[Structured figure records]
==================================================

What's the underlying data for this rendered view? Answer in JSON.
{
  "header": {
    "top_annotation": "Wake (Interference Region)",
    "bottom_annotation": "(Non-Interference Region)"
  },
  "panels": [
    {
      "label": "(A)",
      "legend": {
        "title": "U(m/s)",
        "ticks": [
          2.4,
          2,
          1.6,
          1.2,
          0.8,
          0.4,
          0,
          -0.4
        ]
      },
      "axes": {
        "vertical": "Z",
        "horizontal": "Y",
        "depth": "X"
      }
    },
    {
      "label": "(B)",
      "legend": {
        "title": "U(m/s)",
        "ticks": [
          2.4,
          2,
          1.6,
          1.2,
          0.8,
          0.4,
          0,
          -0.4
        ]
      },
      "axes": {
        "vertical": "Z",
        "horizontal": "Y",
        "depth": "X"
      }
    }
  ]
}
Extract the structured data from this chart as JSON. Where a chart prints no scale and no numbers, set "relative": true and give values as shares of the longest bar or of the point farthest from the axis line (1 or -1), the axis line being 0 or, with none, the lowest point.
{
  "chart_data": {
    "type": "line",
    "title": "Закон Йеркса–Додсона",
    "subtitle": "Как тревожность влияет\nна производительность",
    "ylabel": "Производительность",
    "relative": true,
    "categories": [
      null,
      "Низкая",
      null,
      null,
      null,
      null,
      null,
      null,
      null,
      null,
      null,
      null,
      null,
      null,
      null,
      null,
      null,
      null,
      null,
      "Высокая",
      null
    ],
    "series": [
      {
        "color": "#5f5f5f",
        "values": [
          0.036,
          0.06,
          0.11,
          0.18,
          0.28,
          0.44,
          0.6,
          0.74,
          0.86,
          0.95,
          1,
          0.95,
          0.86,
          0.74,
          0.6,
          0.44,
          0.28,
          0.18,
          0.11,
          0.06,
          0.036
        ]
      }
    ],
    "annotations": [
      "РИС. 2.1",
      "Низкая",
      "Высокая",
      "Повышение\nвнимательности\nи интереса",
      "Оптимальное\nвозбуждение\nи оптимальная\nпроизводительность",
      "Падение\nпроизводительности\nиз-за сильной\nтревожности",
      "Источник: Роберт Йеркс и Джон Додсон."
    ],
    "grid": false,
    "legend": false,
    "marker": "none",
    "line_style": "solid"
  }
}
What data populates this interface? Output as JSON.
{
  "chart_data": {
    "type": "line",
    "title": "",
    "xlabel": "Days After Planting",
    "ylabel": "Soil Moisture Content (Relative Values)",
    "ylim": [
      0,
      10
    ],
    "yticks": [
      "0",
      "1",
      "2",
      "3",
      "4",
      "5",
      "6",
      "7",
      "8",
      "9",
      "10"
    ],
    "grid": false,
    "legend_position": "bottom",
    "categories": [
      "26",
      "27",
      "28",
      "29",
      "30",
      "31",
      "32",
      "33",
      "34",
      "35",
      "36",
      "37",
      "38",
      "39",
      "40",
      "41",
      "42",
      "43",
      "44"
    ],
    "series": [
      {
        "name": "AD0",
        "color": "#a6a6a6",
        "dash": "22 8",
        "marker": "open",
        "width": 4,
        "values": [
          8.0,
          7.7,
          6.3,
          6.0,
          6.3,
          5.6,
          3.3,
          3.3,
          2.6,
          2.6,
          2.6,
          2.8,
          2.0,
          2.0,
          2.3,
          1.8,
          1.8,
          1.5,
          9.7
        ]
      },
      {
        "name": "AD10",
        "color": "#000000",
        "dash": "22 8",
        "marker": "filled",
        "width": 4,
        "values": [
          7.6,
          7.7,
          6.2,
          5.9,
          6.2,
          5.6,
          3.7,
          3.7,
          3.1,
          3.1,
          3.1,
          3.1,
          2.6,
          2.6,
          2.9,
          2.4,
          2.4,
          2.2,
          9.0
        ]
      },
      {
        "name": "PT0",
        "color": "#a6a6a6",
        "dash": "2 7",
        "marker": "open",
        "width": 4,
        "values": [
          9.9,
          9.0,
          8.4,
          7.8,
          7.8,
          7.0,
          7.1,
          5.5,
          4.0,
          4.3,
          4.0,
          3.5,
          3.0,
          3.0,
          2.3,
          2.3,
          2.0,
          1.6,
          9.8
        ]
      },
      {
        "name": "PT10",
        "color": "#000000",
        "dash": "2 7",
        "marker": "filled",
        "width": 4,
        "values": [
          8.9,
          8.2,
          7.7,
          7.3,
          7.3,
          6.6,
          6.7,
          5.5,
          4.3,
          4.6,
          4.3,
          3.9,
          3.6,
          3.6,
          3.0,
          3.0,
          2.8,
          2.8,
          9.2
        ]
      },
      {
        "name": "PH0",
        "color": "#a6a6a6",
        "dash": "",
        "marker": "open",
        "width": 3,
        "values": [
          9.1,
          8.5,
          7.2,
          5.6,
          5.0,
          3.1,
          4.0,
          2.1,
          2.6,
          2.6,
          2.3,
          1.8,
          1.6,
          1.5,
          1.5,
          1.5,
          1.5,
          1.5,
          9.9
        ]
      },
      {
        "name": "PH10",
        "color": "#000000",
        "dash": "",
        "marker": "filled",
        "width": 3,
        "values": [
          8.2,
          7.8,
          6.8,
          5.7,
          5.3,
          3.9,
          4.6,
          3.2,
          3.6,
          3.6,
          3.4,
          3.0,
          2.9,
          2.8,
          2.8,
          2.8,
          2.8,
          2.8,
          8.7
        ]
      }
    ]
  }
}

==================================================

• WHAT YOU ARE ASKED TO DO
Check each line of the records above for "name", and copy those that have it.

• SOLUTION BELOW
        "name": "AD0",
        "name": "AD10",
        "name": "PT0",
        "name": "PT10",
        "name": "PH0",
        "name": "PH10",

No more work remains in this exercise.